SET TASK:
Write out the complete material exactly as it stands.

ENTRIES SHOWN:
===

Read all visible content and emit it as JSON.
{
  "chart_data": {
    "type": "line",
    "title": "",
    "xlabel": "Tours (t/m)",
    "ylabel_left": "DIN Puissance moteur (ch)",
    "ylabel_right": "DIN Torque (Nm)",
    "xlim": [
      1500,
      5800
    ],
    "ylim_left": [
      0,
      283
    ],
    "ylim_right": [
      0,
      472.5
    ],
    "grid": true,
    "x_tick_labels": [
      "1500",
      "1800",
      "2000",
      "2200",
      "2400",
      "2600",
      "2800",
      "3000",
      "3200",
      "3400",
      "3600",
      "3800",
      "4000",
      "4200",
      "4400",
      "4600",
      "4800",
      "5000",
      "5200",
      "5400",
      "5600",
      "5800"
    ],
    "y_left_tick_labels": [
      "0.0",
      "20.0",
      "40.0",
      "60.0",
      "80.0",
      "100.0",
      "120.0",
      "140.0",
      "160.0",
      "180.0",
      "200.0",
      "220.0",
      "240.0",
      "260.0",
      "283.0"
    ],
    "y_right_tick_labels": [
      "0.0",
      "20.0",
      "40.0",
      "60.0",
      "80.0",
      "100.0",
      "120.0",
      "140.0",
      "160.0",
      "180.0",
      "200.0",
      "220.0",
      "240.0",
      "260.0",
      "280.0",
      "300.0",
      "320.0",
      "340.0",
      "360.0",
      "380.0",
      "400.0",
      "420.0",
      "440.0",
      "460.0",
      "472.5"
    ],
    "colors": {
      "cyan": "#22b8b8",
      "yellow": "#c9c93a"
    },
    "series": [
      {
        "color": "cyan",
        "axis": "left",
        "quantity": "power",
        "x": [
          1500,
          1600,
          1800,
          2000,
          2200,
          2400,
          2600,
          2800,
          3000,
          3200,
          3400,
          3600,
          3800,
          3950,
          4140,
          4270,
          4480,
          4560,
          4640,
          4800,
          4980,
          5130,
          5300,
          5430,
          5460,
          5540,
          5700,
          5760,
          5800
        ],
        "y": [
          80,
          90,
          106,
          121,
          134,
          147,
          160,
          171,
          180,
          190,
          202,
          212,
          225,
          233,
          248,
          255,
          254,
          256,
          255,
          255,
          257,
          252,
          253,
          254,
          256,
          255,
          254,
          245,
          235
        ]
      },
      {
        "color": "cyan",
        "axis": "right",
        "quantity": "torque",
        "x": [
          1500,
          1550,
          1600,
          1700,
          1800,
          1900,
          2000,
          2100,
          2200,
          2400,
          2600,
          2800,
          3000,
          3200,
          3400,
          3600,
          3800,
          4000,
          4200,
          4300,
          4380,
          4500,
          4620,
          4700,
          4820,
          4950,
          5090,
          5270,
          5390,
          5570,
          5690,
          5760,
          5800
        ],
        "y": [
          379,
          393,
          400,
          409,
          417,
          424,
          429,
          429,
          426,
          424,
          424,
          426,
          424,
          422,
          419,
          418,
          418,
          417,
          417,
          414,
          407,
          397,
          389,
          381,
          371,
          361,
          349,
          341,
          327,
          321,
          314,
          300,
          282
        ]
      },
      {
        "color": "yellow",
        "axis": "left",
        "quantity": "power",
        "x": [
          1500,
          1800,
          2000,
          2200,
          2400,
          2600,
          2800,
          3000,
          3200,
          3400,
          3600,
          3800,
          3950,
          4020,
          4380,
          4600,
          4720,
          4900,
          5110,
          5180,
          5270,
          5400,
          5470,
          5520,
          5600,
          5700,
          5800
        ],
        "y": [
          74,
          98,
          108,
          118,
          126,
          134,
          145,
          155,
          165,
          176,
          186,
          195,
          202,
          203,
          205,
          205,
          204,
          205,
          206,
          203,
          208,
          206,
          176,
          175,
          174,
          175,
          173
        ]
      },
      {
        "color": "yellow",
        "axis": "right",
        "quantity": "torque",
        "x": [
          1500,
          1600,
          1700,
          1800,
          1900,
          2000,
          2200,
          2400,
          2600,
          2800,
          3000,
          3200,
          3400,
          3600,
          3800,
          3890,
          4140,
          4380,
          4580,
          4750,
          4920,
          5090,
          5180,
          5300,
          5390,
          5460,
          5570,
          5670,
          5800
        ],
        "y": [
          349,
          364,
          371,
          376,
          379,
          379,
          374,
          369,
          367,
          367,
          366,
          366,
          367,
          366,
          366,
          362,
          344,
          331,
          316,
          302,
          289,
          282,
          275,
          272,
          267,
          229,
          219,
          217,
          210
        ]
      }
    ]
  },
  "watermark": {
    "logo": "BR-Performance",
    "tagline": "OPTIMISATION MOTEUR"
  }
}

===

THE RESPONSE:
Read all visible content and emit it as JSON.
{
  "chart_data": {
    "type": "line",
    "title": "",
    "xlabel": "Tours (t/m)",
    "ylabel_left": "DIN Puissance moteur (ch)",
    "ylabel_right": "DIN Torque (Nm)",
    "xlim": [
      1500,
      5800
    ],
    "ylim_left": [
      0,
      283
    ],
    "ylim_right": [
      0,
      472.5
    ],
    "grid": true,
    "x_tick_labels": [
      "1500",
      "1800",
      "2000",
      "2200",
      "2400",
      "2600",
      "2800",
      "3000",
      "3200",
      "3400",
      "3600",
      "3800",
      "4000",
      "4200",
      "4400",
      "4600",
      "4800",
      "5000",
      "5200",
      "5400",
      "5600",
      "5800"
    ],
    "y_left_tick_labels": [
      "0.0",
      "20.0",
      "40.0",
      "60.0",
      "80.0",
      "100.0",
      "120.0",
      "140.0",
      "160.0",
      "180.0",
      "200.0",
      "220.0",
      "240.0",
      "260.0",
      "283.0"
    ],
    "y_right_tick_labels": [
      "0.0",
      "20.0",
      "40.0",
      "60.0",
      "80.0",
      "100.0",
      "120.0",
      "140.0",
      "160.0",
      "180.0",
      "200.0",
      "220.0",
      "240.0",
      "260.0",
      "280.0",
      "300.0",
      "320.0",
      "340.0",
      "360.0",
      "380.0",
      "400.0",
      "420.0",
      "440.0",
      "460.0",
      "472.5"
    ],
    "colors": {
      "cyan": "#22b8b8",
      "yellow": "#c9c93a"
    },
    "series": [
      {
        "color": "cyan",
        "axis": "left",
        "quantity": "power",
        "x": [
          1500,
          1600,
          1800,
          2000,
          2200,
          2400,
          2600,
          2800,
          3000,
          3200,
          3400,
          3600,
          3800,
          3950,
          4140,
          4270,
          4480,
          4560,
          4640,
          4800,
          4980,
          5130,
          5300,
          5430,
          5460,
          5540,
          5700,
          5760,
          5800
        ],
        "y": [
          80,
          90,
          106,
          121,
          134,
          147,
          160,
          171,
          180,
          190,
          202,
          212,
          225,
          233,
          248,
          255,
          254,
          256,
          255,
          255,
          257,
          252,
          253,
          254,
          256,
          255,
          254,
          245,
          235
        ]
      },
      {
        "color": "cyan",
        "axis": "right",
        "quantity": "torque",
        "x": [
          1500,
          1550,
          1600,
          1700,
          1800,
          1900,
          2000,
          2100,
          2200,
          2400,
          2600,
          2800,
          3000,
          3200,
          3400,
          3600,
          3800,
          4000,
          4200,
          4300,
          4380,
          4500,
          4620,
          4700,
          4820,
          4950,
          5090,
          5270,
          5390,
          5570,
          5690,
          5760,
          5800
        ],
        "y": [
          379,
          393,
          400,
          409,
          417,
          424,
          429,
          429,
          426,
          424,
          424,
          426,
          424,
          422,
          419,
          418,
          418,
          417,
          417,
          414,
          407,
          397,
          389,
          381,
          371,
          361,
          349,
          341,
          327,
          321,
          314,
          300,
          282
        ]
      },
      {
        "color": "yellow",
        "axis": "left",
        "quantity": "power",
        "x": [
          1500,
          1800,
          2000,
          2200,
          2400,
          2600,
          2800,
          3000,
          3200,
          3400,
          3600,
          3800,
          3950,
          4020,
          4380,
          4600,
          4720,
          4900,
          5110,
          5180,
          5270,
          5400,
          5470,
          5520,
          5600,
          5700,
          5800
        ],
        "y": [
          74,
          98,
          108,
          118,
          126,
          134,
          145,
          155,
          165,
          176,
          186,
          195,
          202,
          203,
          205,
          205,
          204,
          205,
          206,
          203,
          208,
          206,
          176,
          175,
          174,
          175,
          173
        ]
      },
      {
        "color": "yellow",
        "axis": "right",
        "quantity": "torque",
        "x": [
          1500,
          1600,
          1700,
          1800,
          1900,
          2000,
          2200,
          2400,
          2600,
          2800,
          3000,
          3200,
          3400,
          3600,
          3800,
          3890,
          4140,
          4380,
          4580,
          4750,
          4920,
          5090,
          5180,
          5300,
          5390,
          5460,
          5570,
          5670,
          5800
        ],
        "y": [
          349,
          364,
          371,
          376,
          379,
          379,
          374,
          369,
          367,
          367,
          366,
          366,
          367,
          366,
          366,
          362,
          344,
          331,
          316,
          302,
          289,
          282,
          275,
          272,
          267,
          229,
          219,
          217,
          210
        ]
      }
    ]
  },
  "watermark": {
    "logo": "BR-Performance",
    "tagline": "OPTIMISATION MOTEUR"
  }
}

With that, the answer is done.